* _Objective_
Return each line below that contains the string "tick", treating uppercase and lowercase as different.

* _Input material_

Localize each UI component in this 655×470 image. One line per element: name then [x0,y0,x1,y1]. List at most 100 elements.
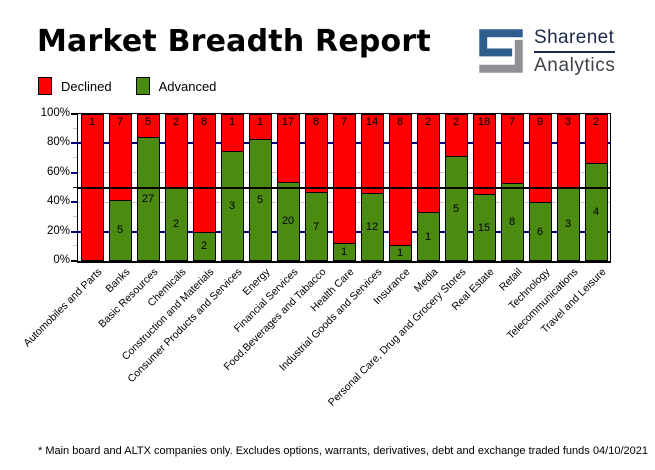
advanced-segment: 2 [192,231,216,261]
declined-segment: 2 [444,114,468,157]
advanced-segment: 2 [164,187,188,261]
declined-value-label: 18 [477,116,491,128]
legend-label-advanced: Advanced [158,78,217,94]
declined-segment: 14 [360,114,384,195]
declined-value-label: 8 [312,116,320,128]
declined-segment: 8 [388,114,412,246]
advanced-segment: 4 [584,163,608,261]
bar-slot: 17 20 [274,114,302,261]
x-axis-labels: Automobiles and Parts Banks Basic Resource… [0,260,655,420]
legend-label-declined: Declined [61,78,112,94]
sharenet-logo: Sharenet Analytics [477,27,616,77]
advanced-segment: 3 [556,187,580,261]
legend: Declined Advanced [38,77,240,95]
y-tick-label: 100% [40,107,70,119]
declined-segment: 9 [528,114,552,204]
bar-slot: 5 27 [134,114,162,261]
declined-value-label: 17 [281,116,295,128]
declined-value-label: 5 [144,116,152,128]
advanced-segment: 1 [416,212,440,261]
declined-segment: 18 [472,114,496,196]
declined-value-label: 14 [365,116,379,128]
advanced-segment: 20 [276,181,300,261]
declined-segment: 1 [220,114,244,152]
logo-line-sharenet: Sharenet [534,27,616,53]
declined-value-label: 1 [88,116,96,128]
advanced-segment: 27 [136,136,160,261]
declined-segment: 1 [248,114,272,140]
advanced-swatch-icon [135,77,150,95]
chart-plot-area: 1 7 5 5 27 2 2 8 2 1 3 1 5 17 20 8 7 7 1 14 12 8 1 2 1 2 5 18 15 7 8 9 6… [77,113,611,263]
advanced-segment: 5 [108,199,132,261]
stacked-bar-11: 14 12 [360,114,384,261]
advanced-segment: 5 [444,156,468,261]
declined-segment: 2 [164,114,188,189]
y-tick-label: 60% [46,165,70,178]
declined-value-label: 1 [256,116,264,128]
advanced-segment: 12 [360,193,384,261]
advanced-segment: 5 [248,138,272,261]
logo-wordmark: Sharenet Analytics [534,27,616,77]
declined-value-label: 2 [452,116,460,128]
declined-value-label: 7 [116,116,124,128]
gridline-50 [78,186,610,189]
declined-value-label: 9 [536,116,544,128]
footer-date: 04/10/2021 [592,445,648,457]
declined-segment: 7 [500,114,524,184]
page-title: Market Breadth Report [37,24,431,59]
advanced-segment: 7 [304,192,328,261]
declined-value-label: 8 [200,116,208,128]
stacked-bar-8: 17 20 [276,114,300,261]
declined-swatch-icon [38,77,52,95]
stacked-bar-15: 18 15 [472,114,496,261]
declined-value-label: 8 [396,116,404,128]
declined-segment: 8 [192,114,216,233]
declined-segment: 17 [276,114,300,183]
declined-segment: 3 [556,114,580,189]
declined-value-label: 2 [172,116,180,128]
declined-value-label: 7 [508,116,516,128]
footer-note: * Main board and ALTX companies only. Ex… [38,445,590,457]
sharenet-logo-icon [478,28,524,74]
declined-value-label: 3 [564,116,572,128]
y-tick-label: 20% [46,224,70,237]
declined-segment: 8 [304,114,328,194]
stacked-bar-3: 5 27 [136,114,160,261]
declined-segment: 7 [332,114,356,244]
declined-value-label: 1 [228,116,236,128]
declined-value-label: 7 [340,116,348,128]
advanced-segment: 6 [528,202,552,261]
declined-segment: 5 [136,114,160,138]
declined-value-label: 2 [424,116,432,128]
advanced-segment: 1 [388,244,412,261]
advanced-segment: 15 [472,194,496,261]
legend-item-declined: Declined [38,77,112,95]
y-tick-label: 40% [46,195,70,208]
advanced-segment: 1 [332,242,356,261]
declined-segment: 2 [584,114,608,164]
declined-value-label: 2 [592,116,600,128]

* _Response_
y-tick-label: 100% [40,107,70,119]
y-tick-label: 60% [46,165,70,178]
y-tick-label: 20% [46,224,70,237]
y-tick-label: 40% [46,195,70,208]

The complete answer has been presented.